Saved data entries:

►

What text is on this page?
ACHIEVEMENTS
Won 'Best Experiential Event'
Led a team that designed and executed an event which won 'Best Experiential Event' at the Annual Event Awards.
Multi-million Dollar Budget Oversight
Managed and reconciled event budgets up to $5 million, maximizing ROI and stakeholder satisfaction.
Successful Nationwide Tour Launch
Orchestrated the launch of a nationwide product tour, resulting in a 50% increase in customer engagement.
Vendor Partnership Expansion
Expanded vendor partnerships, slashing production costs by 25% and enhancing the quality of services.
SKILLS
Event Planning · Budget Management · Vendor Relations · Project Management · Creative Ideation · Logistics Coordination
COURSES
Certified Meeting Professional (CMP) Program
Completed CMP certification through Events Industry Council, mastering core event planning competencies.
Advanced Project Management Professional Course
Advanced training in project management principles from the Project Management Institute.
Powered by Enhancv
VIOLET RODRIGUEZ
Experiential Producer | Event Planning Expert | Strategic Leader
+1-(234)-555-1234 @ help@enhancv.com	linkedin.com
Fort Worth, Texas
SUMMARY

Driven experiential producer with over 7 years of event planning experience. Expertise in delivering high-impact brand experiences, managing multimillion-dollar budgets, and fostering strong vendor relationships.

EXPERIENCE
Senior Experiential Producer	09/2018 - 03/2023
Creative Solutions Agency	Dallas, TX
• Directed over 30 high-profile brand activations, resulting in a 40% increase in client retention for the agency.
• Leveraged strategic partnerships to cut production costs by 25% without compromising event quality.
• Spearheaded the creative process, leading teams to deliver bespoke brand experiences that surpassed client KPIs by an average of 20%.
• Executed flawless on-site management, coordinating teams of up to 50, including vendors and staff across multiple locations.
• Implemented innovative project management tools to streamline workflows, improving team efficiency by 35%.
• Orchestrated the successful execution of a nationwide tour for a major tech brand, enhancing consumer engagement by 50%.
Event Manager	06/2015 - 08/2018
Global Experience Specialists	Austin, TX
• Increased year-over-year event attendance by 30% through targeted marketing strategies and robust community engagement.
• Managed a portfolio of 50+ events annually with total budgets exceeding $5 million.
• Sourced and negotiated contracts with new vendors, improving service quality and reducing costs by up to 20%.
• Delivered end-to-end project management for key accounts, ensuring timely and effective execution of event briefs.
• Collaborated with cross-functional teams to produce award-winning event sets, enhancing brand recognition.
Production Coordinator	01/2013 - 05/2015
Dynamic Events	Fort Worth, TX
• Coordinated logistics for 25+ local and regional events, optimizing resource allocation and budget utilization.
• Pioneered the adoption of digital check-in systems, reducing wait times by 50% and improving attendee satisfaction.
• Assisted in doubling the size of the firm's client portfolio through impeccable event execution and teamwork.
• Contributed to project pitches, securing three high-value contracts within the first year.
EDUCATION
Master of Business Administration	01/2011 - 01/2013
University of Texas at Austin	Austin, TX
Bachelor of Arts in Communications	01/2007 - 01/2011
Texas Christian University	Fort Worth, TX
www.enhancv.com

◄
►

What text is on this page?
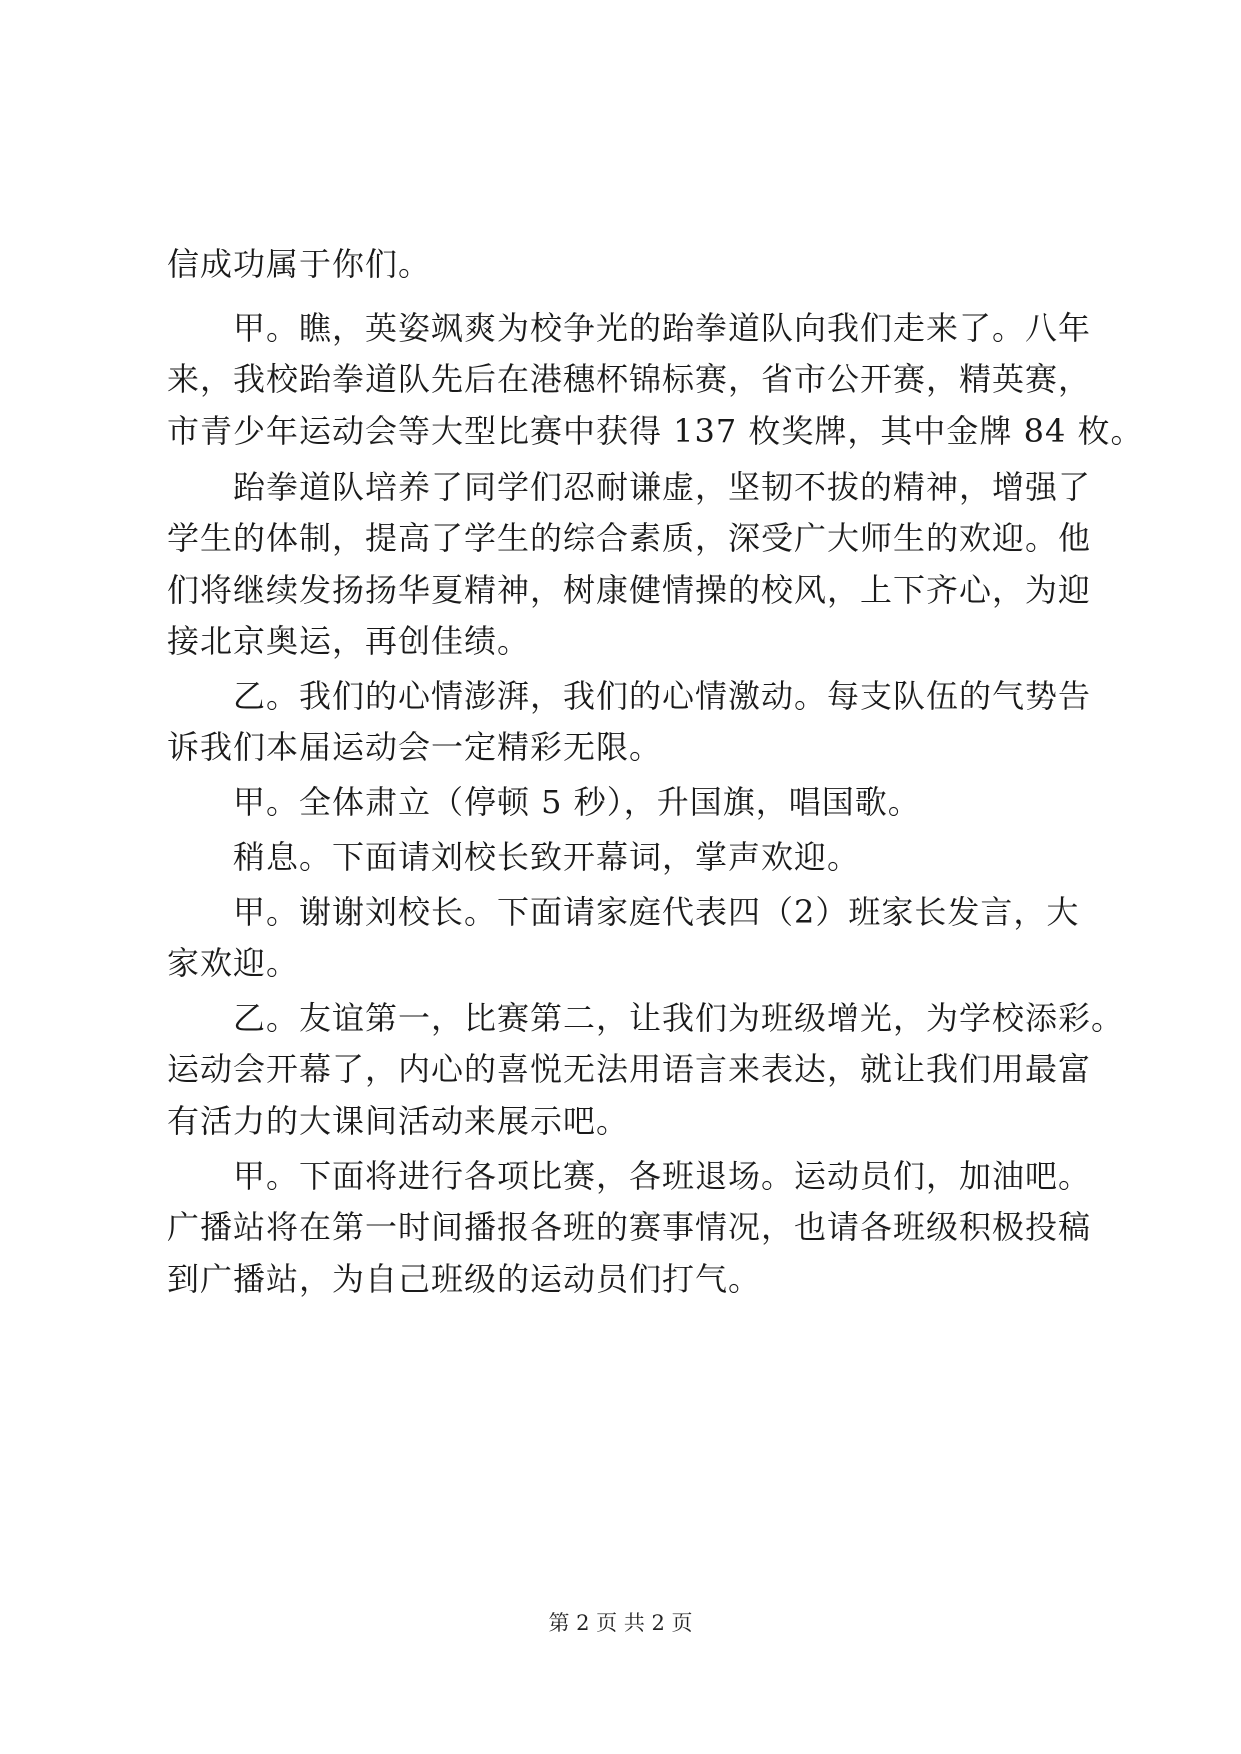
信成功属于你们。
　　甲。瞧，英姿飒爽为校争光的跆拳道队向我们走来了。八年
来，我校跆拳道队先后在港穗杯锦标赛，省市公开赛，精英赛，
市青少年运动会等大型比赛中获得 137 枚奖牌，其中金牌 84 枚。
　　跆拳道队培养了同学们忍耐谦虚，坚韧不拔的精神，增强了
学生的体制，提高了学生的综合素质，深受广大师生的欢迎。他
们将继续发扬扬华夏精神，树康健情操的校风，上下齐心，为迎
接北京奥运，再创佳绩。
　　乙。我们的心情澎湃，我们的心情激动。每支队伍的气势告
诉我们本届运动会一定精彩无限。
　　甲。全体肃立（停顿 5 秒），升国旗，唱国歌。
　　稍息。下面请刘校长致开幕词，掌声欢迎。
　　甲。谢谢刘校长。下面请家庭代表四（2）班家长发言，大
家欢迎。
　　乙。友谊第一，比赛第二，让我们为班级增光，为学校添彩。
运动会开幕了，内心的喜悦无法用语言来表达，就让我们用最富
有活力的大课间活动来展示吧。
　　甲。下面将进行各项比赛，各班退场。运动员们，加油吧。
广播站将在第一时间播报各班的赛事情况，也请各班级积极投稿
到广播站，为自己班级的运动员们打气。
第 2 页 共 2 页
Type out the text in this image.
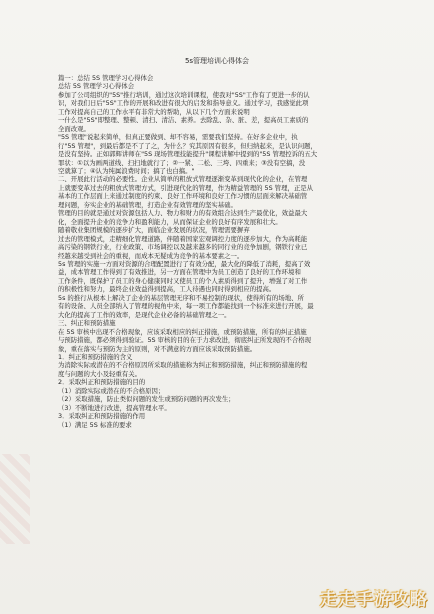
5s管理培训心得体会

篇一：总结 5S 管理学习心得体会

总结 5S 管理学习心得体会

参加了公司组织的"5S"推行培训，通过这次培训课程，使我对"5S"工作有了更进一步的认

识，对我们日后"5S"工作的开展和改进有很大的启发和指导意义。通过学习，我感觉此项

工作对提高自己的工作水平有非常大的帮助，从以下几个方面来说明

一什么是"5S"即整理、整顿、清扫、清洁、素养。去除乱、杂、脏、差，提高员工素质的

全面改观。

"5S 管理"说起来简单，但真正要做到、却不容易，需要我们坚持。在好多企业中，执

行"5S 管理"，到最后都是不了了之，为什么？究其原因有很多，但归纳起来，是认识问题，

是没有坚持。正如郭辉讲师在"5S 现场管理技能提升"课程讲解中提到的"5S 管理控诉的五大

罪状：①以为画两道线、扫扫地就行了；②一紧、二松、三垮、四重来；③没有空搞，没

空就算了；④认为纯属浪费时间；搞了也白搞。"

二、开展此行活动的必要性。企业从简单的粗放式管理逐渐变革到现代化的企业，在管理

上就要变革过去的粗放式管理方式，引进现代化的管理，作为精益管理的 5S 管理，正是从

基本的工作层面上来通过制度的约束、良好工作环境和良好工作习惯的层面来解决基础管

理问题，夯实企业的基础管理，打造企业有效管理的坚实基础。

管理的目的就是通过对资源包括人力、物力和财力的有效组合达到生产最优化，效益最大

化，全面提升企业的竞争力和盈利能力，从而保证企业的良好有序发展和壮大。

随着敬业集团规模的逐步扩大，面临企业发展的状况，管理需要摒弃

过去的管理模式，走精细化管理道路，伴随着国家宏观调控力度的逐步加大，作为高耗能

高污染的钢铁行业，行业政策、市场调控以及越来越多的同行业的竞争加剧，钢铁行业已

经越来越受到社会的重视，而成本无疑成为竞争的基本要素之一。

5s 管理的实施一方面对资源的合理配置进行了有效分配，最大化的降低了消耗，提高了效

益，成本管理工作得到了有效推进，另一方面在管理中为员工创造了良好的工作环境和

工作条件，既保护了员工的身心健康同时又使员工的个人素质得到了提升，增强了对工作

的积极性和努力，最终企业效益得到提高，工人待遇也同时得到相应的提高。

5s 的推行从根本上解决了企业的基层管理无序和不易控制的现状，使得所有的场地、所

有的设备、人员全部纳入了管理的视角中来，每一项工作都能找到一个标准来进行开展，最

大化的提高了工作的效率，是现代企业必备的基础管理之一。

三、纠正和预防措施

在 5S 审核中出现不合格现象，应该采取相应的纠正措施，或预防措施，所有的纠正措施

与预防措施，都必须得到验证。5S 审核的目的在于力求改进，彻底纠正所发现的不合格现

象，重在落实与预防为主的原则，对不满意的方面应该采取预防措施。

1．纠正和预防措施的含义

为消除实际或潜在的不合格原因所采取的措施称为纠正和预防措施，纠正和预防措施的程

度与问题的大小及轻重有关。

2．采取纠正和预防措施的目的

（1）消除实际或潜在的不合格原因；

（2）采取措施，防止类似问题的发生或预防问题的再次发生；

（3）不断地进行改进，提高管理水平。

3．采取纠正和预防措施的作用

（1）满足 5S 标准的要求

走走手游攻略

◄

What is expected: Pull every line containing "Worth" out of the records.

Correct answer:
Fort Worth, Texas
Dynamic Events	Fort Worth, TX
Texas Christian University	Fort Worth, TX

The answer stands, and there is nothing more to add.